EXERCISE TASK: Copy the records from the line with "yandex-browser-icon[interactable]: Я [61,5,80,25]" up to and including the line with "control-type: Экзамен [648,426,700,442]", substituting "score-text" for "score-value" and leaving everything else unchanged.

SOURCE MATERIAL:
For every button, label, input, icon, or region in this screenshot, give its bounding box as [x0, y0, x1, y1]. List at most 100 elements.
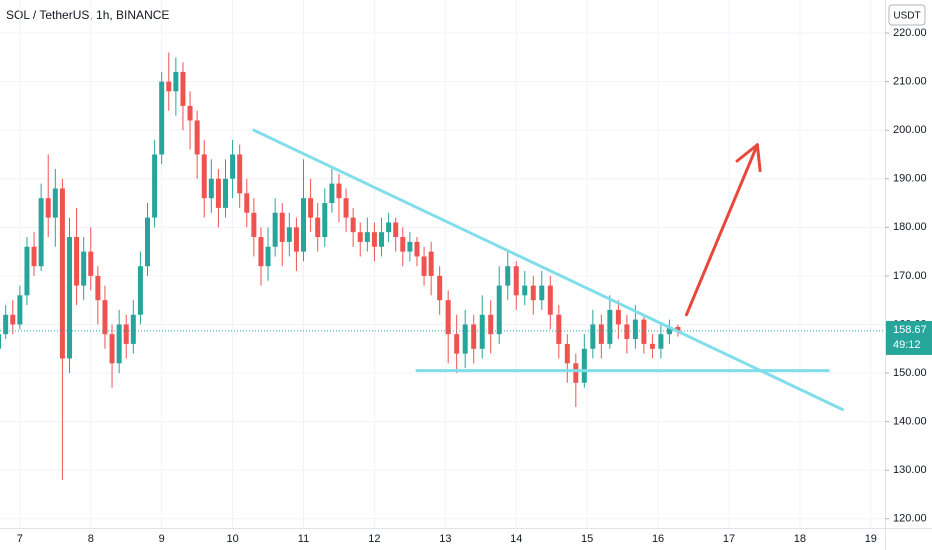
x-tick-label: 8: [88, 533, 94, 545]
candle-body: [59, 188, 65, 359]
candle-body: [95, 275, 101, 301]
candle-body: [258, 237, 264, 267]
candle-body: [45, 198, 51, 218]
chart-title: SOL / TetherUS, 1h, BINANCE: [6, 8, 169, 22]
candle-body: [641, 319, 647, 344]
candle-body: [675, 326, 681, 331]
candle-body: [194, 120, 200, 155]
candle-body: [658, 334, 664, 349]
candle-body: [462, 324, 468, 354]
last-price-label: 158.67: [893, 324, 927, 336]
x-tick-label: 18: [794, 533, 806, 545]
x-tick-label: 15: [581, 533, 593, 545]
candle-body: [564, 343, 570, 364]
candles: [0, 52, 681, 480]
candle-body: [74, 237, 80, 286]
candle-body: [272, 212, 278, 247]
candle-body: [322, 203, 328, 238]
candle-body: [615, 309, 621, 325]
candle-body: [364, 232, 370, 242]
candle-body: [66, 237, 72, 359]
candle-body: [137, 266, 143, 315]
y-tick-label: 150.00: [893, 367, 927, 379]
candle-body: [336, 183, 342, 199]
candle-body: [152, 154, 158, 218]
candle-body: [581, 348, 587, 383]
candle-body: [109, 334, 115, 364]
candle-body: [81, 251, 87, 286]
currency-box[interactable]: [888, 4, 926, 26]
x-tick-label: 17: [723, 533, 735, 545]
candle-body: [159, 81, 165, 155]
candle-body: [215, 178, 221, 208]
candle-body: [547, 285, 553, 315]
candle-body: [437, 275, 443, 301]
candle-body: [421, 256, 427, 276]
candle-body: [573, 363, 579, 383]
candle-body: [407, 241, 413, 252]
candle-body: [244, 193, 250, 213]
candle-body: [201, 154, 207, 199]
candle-body: [237, 154, 243, 194]
candle-body: [88, 251, 94, 276]
candle-body: [3, 314, 9, 335]
candle-body: [102, 300, 108, 335]
candle-body: [530, 285, 536, 301]
candle-body: [251, 212, 257, 238]
x-tick-label: 14: [510, 533, 522, 545]
candle-body: [10, 314, 16, 325]
candle-body: [624, 324, 630, 340]
currency-label[interactable]: USDT: [893, 11, 920, 22]
arrow-head: [755, 143, 762, 173]
y-tick-label: 210.00: [893, 76, 927, 88]
candle-body: [488, 314, 494, 335]
x-tick-label: 10: [226, 533, 238, 545]
candle-body: [329, 183, 335, 204]
y-tick-label: 200.00: [893, 124, 927, 136]
candle-body: [145, 217, 150, 267]
x-tick-label: 13: [439, 533, 451, 545]
candle-body: [513, 266, 519, 296]
candle-body: [371, 232, 377, 247]
candle-body: [590, 324, 596, 349]
candle-body: [130, 314, 136, 344]
candle-body: [598, 324, 604, 344]
candle-body: [31, 246, 37, 267]
arrow-head: [735, 143, 759, 163]
y-tick-label: 170.00: [893, 270, 927, 282]
candle-body: [454, 334, 460, 354]
candle-body: [17, 295, 23, 325]
candle-body: [556, 314, 562, 344]
last-price-box: [886, 320, 932, 355]
y-tick-label: 190.00: [893, 173, 927, 185]
candle-body: [187, 105, 193, 121]
candle-body: [38, 198, 44, 267]
candle-body: [293, 227, 299, 252]
candle-body: [386, 222, 392, 233]
candle-body: [116, 324, 122, 364]
x-tick-label: 12: [368, 533, 380, 545]
candle-body: [123, 324, 129, 344]
candle-body: [350, 217, 356, 233]
candle-body: [208, 178, 214, 199]
candle-body: [0, 334, 2, 349]
candle-body: [414, 241, 420, 257]
candle-body: [301, 198, 307, 252]
candle-body: [445, 300, 451, 335]
candle-body: [52, 188, 58, 218]
candle-body: [505, 266, 511, 286]
candle-body: [522, 285, 528, 296]
x-tick-label: 11: [298, 533, 309, 545]
candle-body: [393, 222, 399, 238]
candle-body: [343, 198, 349, 218]
candle-body: [180, 71, 186, 106]
x-tick-label: 7: [17, 533, 23, 545]
y-tick-label: 120.00: [893, 513, 927, 525]
y-tick-label: 220.00: [893, 27, 927, 39]
candle-body: [166, 81, 172, 92]
candle-body: [471, 324, 477, 349]
y-tick-label: 180.00: [893, 221, 927, 233]
countdown-label: 49:12: [893, 339, 921, 351]
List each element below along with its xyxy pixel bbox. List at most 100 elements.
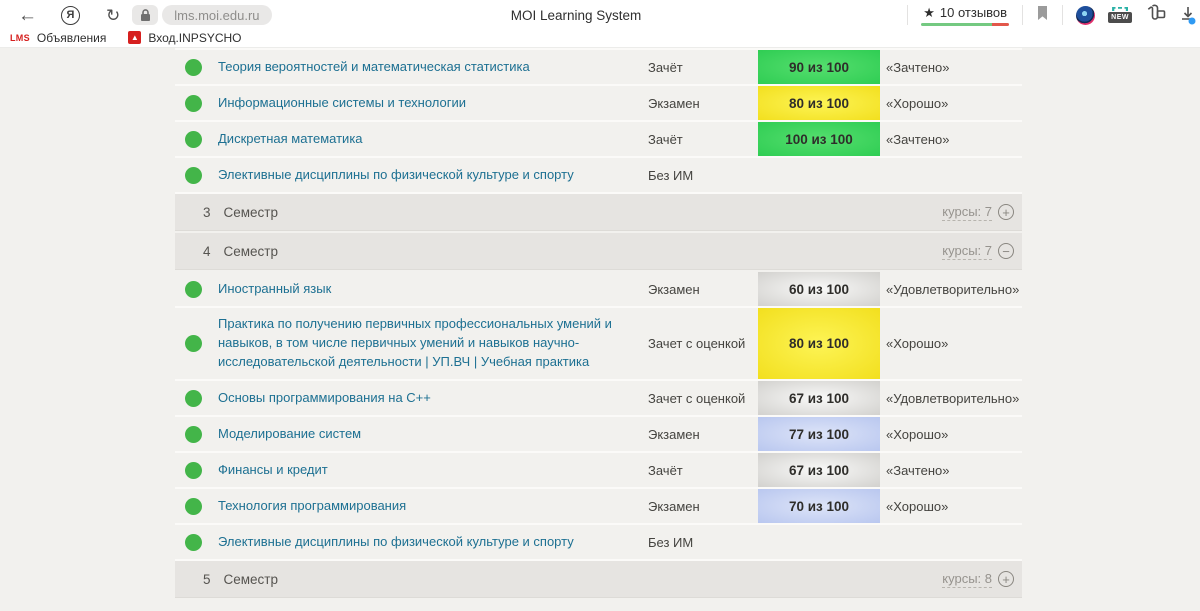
yandex-browser-icon[interactable]: Я [61,5,80,25]
semester-number: 3 [203,204,211,220]
address-bar[interactable]: lms.moi.edu.ru [162,5,272,25]
control-type: Зачёт [648,131,683,147]
bookmarks-bar: LMS Объявления ▲ Вход.INPSYCHO [0,30,1200,48]
semester-label: Семестр [223,571,279,587]
semester-row: 5 Семестр курсы: 8 + [175,561,1022,598]
refresh-icon[interactable]: ↻ [106,5,121,25]
bookmark-flag-icon[interactable] [1036,5,1049,26]
course-row: Финансы и кредит Зачёт 67 из 100 «Зачтен… [175,453,1022,489]
score-value: 67 из 100 [788,462,850,478]
downloads-icon[interactable] [1180,5,1196,25]
score-value: 90 из 100 [788,59,850,75]
rating-bar [921,22,1010,26]
score-value: 80 из 100 [788,336,850,351]
semester-row: 3 Семестр курсы: 7 + [175,194,1022,231]
url-text: lms.moi.edu.ru [174,7,260,23]
course-status-icon [185,461,202,479]
control-type: Зачёт [648,462,683,478]
course-link[interactable]: Финансы и кредит [218,461,328,477]
course-link[interactable]: Основы программирования на C++ [218,389,431,405]
course-link[interactable]: Элективные дисциплины по физической куль… [218,166,574,182]
score-cell: 67 из 100 [758,381,880,415]
control-type: Экзамен [648,426,700,442]
course-row: Информационные системы и технологии Экза… [175,86,1022,122]
control-type: Зачёт [648,59,683,75]
courses-link[interactable]: курсы: 7 [942,242,992,260]
course-status-icon [185,335,202,352]
courses-link[interactable]: курсы: 7 [942,203,992,221]
score-value: 100 из 100 [785,131,853,147]
course-status-icon [185,425,202,443]
semester-label: Семестр [223,204,279,220]
grade-value: «Удовлетворительно» [886,281,1020,297]
course-row: Элективные дисциплины по физической куль… [175,525,1022,561]
course-link[interactable]: Теория вероятностей и математическая ста… [218,58,530,74]
grade-value: «Зачтено» [886,131,950,147]
course-status-icon [185,58,202,76]
bookmark-item-lms[interactable]: LMS Объявления [10,30,107,45]
course-link[interactable]: Элективные дисциплины по физической куль… [218,533,574,549]
browser-toolbar: ← Я ↻ lms.moi.edu.ru MOI Learning System… [0,0,1200,30]
expand-icon[interactable]: + [998,204,1014,220]
course-link[interactable]: Практика по получению первичных професси… [218,316,612,369]
course-row: Технология программирования Экзамен 70 и… [175,489,1022,525]
score-cell: 80 из 100 [758,308,880,379]
course-status-icon [185,94,202,112]
grade-value: «Зачтено» [886,462,950,478]
grade-value: «Зачтено» [886,59,950,75]
new-extension-icon[interactable]: NEW [1108,7,1132,23]
score-value: 60 из 100 [788,281,850,297]
course-link[interactable]: Технология программирования [218,497,407,513]
toolbar-divider [1062,5,1064,25]
course-link[interactable]: Моделирование систем [218,425,362,441]
course-row: Элективные дисциплины по физической куль… [175,158,1022,194]
score-cell: 77 из 100 [758,417,880,451]
score-cell: 60 из 100 [758,272,880,306]
score-value: 80 из 100 [788,95,850,111]
star-icon: ★ [923,4,935,20]
back-icon[interactable]: ← [18,4,37,26]
semester-label: Семестр [223,243,279,259]
score-value: 77 из 100 [788,426,850,442]
grade-value: «Хорошо» [886,95,949,111]
semester-number: 5 [203,571,211,587]
course-status-icon [185,166,202,184]
ssl-lock-icon[interactable] [132,5,159,25]
score-cell: 70 из 100 [758,489,880,523]
grades-table: Теория вероятностей и математическая ста… [175,48,1022,600]
course-status-icon [185,130,202,148]
course-row: Дискретная математика Зачёт 100 из 100 «… [175,122,1022,158]
control-type: Зачет с оценкой [648,336,746,351]
semester-row: 4 Семестр курсы: 7 − [175,233,1022,270]
score-cell [758,158,880,192]
extension-lens-icon[interactable] [1076,5,1096,25]
expand-icon[interactable]: + [998,571,1014,587]
control-type: Экзамен [648,498,700,514]
collections-icon[interactable] [1145,4,1167,27]
course-row: Теория вероятностей и математическая ста… [175,50,1022,86]
course-link[interactable]: Дискретная математика [218,130,363,146]
semester-number: 4 [203,243,211,259]
grade-value: «Удовлетворительно» [886,390,1020,406]
score-value: 67 из 100 [788,390,850,406]
courses-link[interactable]: курсы: 8 [942,570,992,588]
site-reviews-button[interactable]: ★ 10 отзывов [921,4,1010,26]
course-link[interactable]: Иностранный язык [218,280,332,296]
control-type: Без ИМ [648,167,694,183]
course-link[interactable]: Информационные системы и технологии [218,94,466,110]
course-status-icon [185,280,202,298]
bookmark-item-inpsycho[interactable]: ▲ Вход.INPSYCHO [128,31,242,45]
lms-logo-icon: LMS [10,32,30,43]
score-cell: 90 из 100 [758,50,880,84]
score-cell [758,525,880,559]
score-cell: 67 из 100 [758,453,880,487]
course-row: Моделирование систем Экзамен 77 из 100 «… [175,417,1022,453]
course-row: Практика по получению первичных професси… [175,308,1022,381]
course-status-icon [185,389,202,407]
toolbar-divider [1022,5,1024,25]
control-type: Зачет с оценкой [648,390,746,406]
course-row: Иностранный язык Экзамен 60 из 100 «Удов… [175,272,1022,308]
toolbar-divider [907,5,909,25]
grade-value: «Хорошо» [886,426,949,442]
collapse-icon[interactable]: − [998,243,1014,259]
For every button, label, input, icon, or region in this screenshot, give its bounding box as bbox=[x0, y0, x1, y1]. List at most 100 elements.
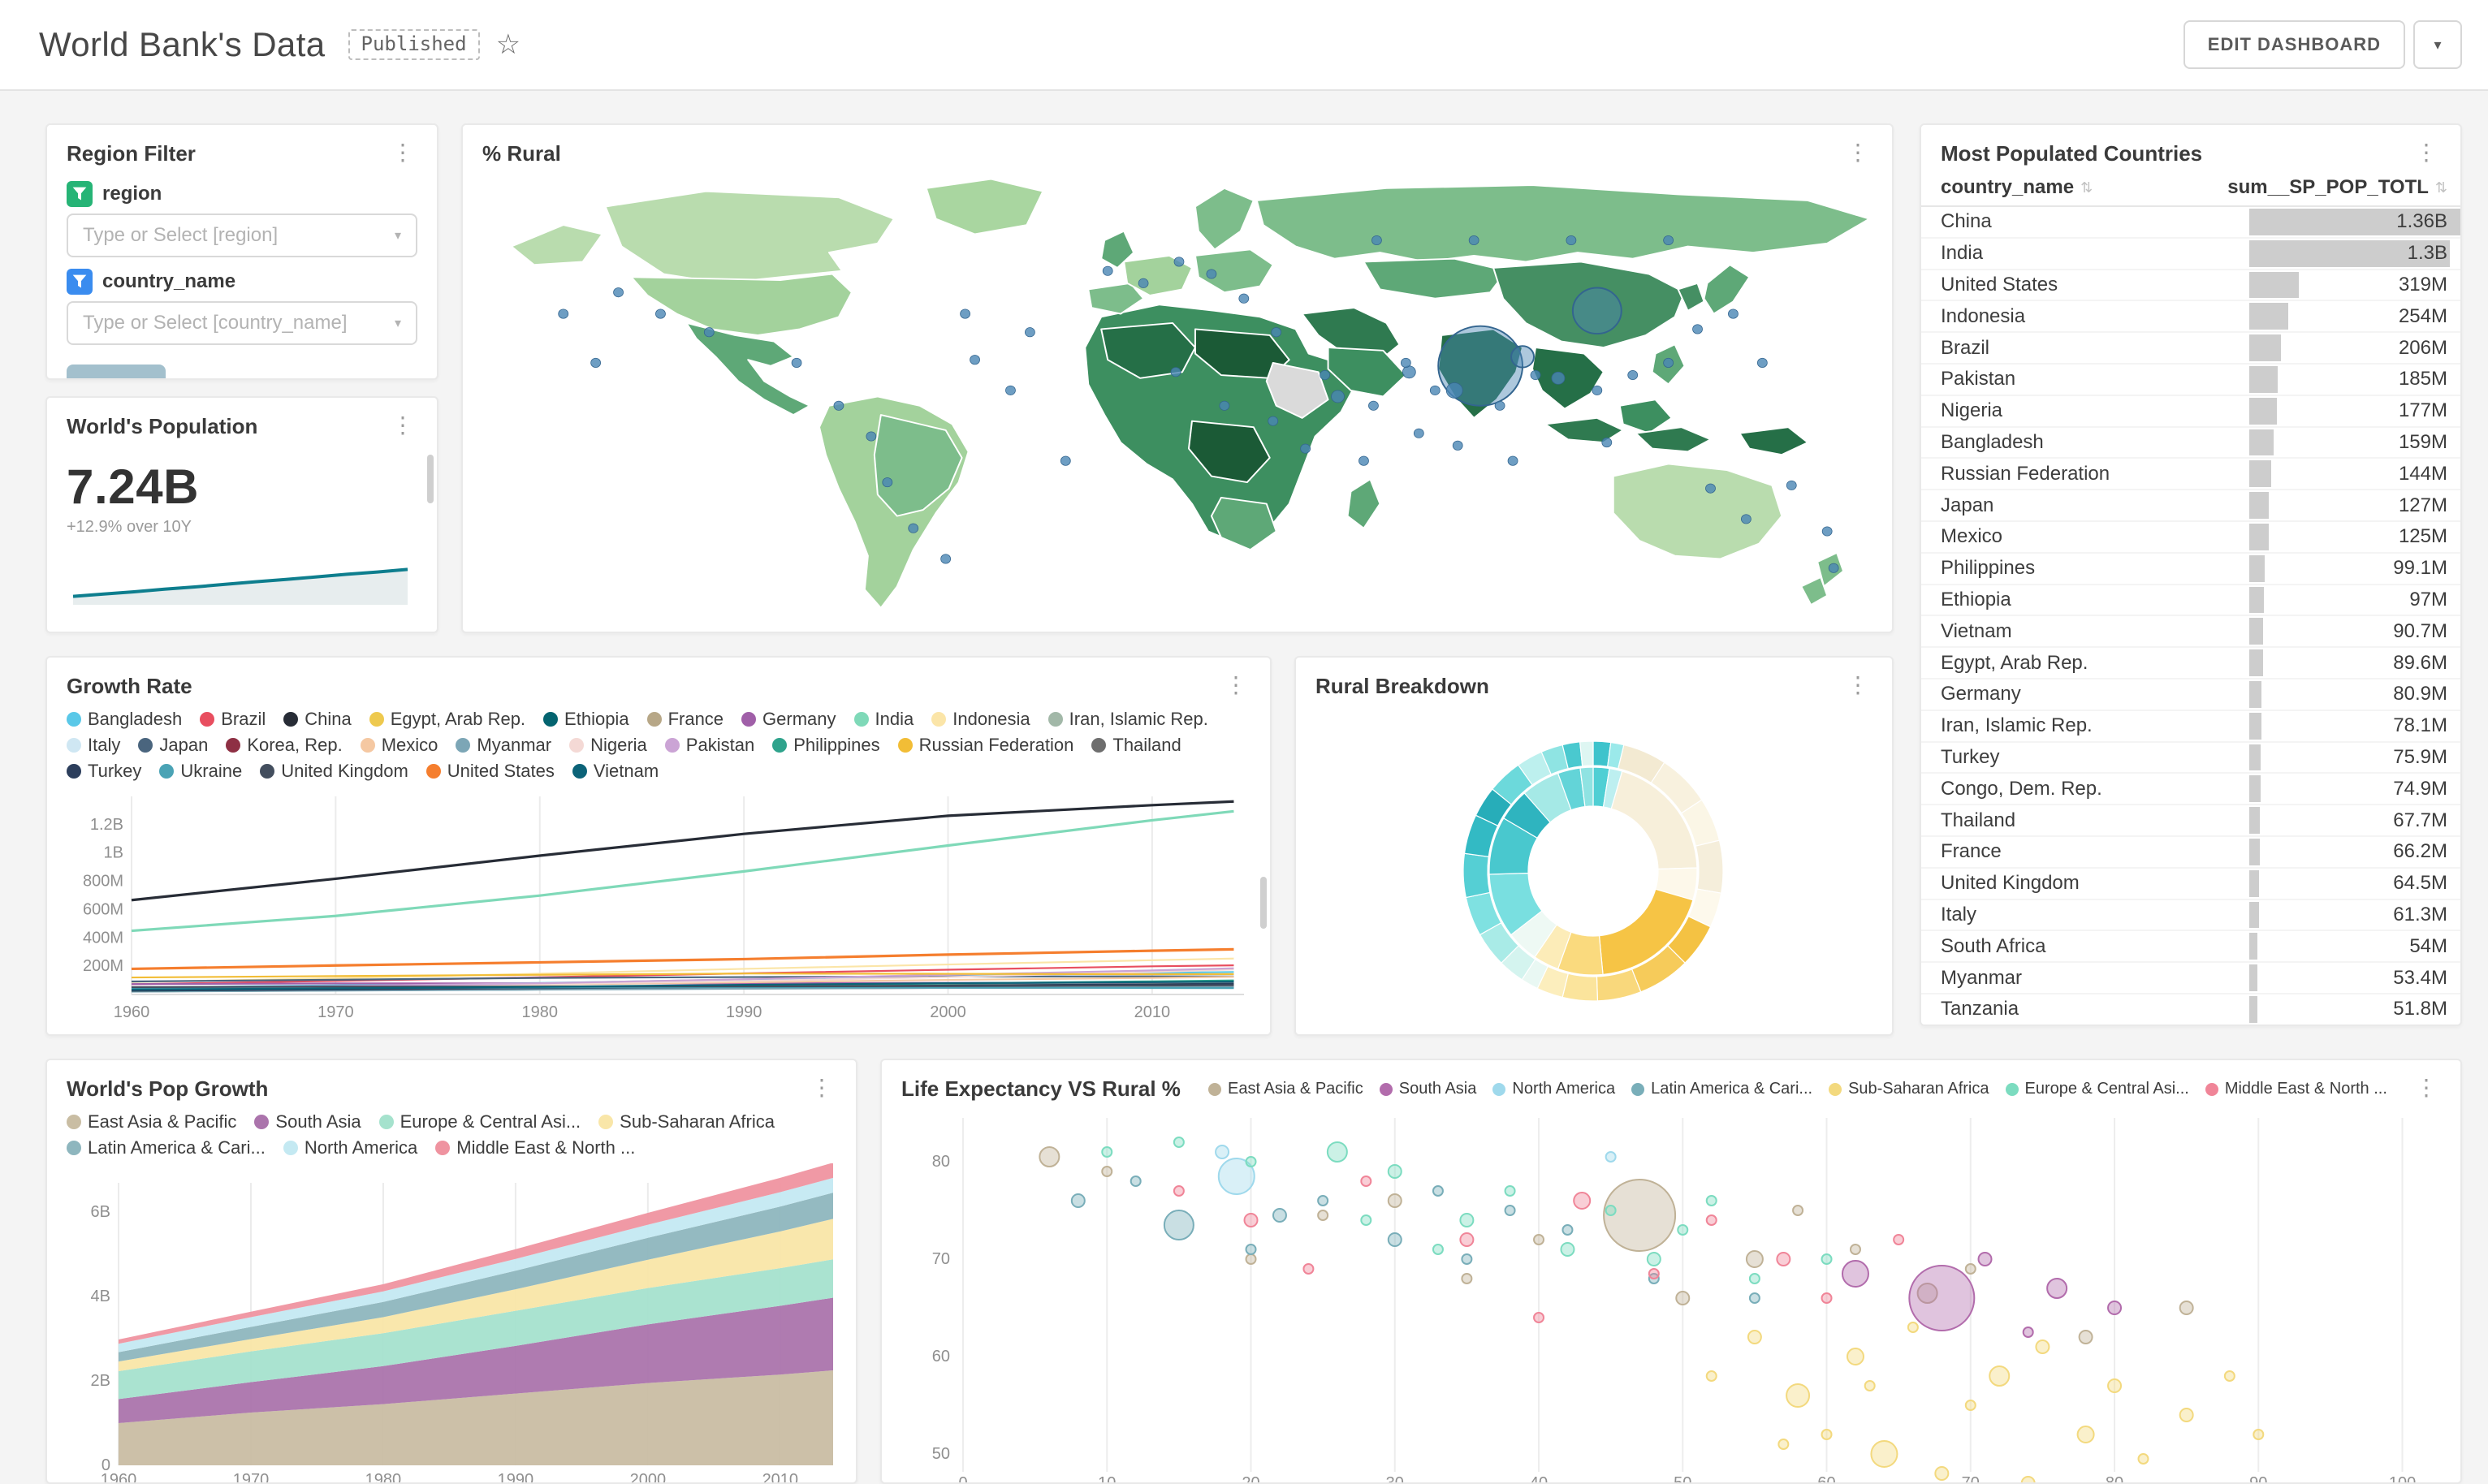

ANSWER FOR THIS EXERCISE:
yandex-browser-icon[interactable]: Я [61,5,80,25]
semester-number: 3 [203,204,211,220]
address-bar[interactable]: lms.moi.edu.ru [162,5,272,25]
control-type: Зачёт [648,131,683,147]
bookmarks-bar: LMS Объявления ▲ Вход.INPSYCHO [0,30,1200,48]
semester-label: Семестр [223,571,279,587]
semester-row: 5 Семестр курсы: 8 + [175,561,1022,598]
refresh-icon[interactable]: ↻ [106,5,121,25]
bookmark-flag-icon[interactable] [1036,5,1049,26]
course-row: Финансы и кредит Зачёт 67 из 100 «Зачтен… [175,453,1022,489]
score-text: 67 из 100 [788,462,850,478]
downloads-icon[interactable] [1180,5,1196,25]
score-text: 90 из 100 [788,59,850,75]
rating-bar [921,22,1010,26]
score-text: 80 из 100 [788,336,850,351]
semester-row: 3 Семестр курсы: 7 + [175,194,1022,231]
url-text: lms.moi.edu.ru [174,7,260,23]
course-status-icon [185,461,202,479]
control-type: Зачёт [648,462,683,478]
course-link[interactable]: Финансы и кредит [218,461,328,477]
course-link[interactable]: Основы программирования на C++ [218,389,431,405]
course-link[interactable]: Элективные дисциплины по физической куль… [218,166,574,182]
score-cell: 67 из 100 [758,381,880,415]
control-type: Экзамен [648,426,700,442]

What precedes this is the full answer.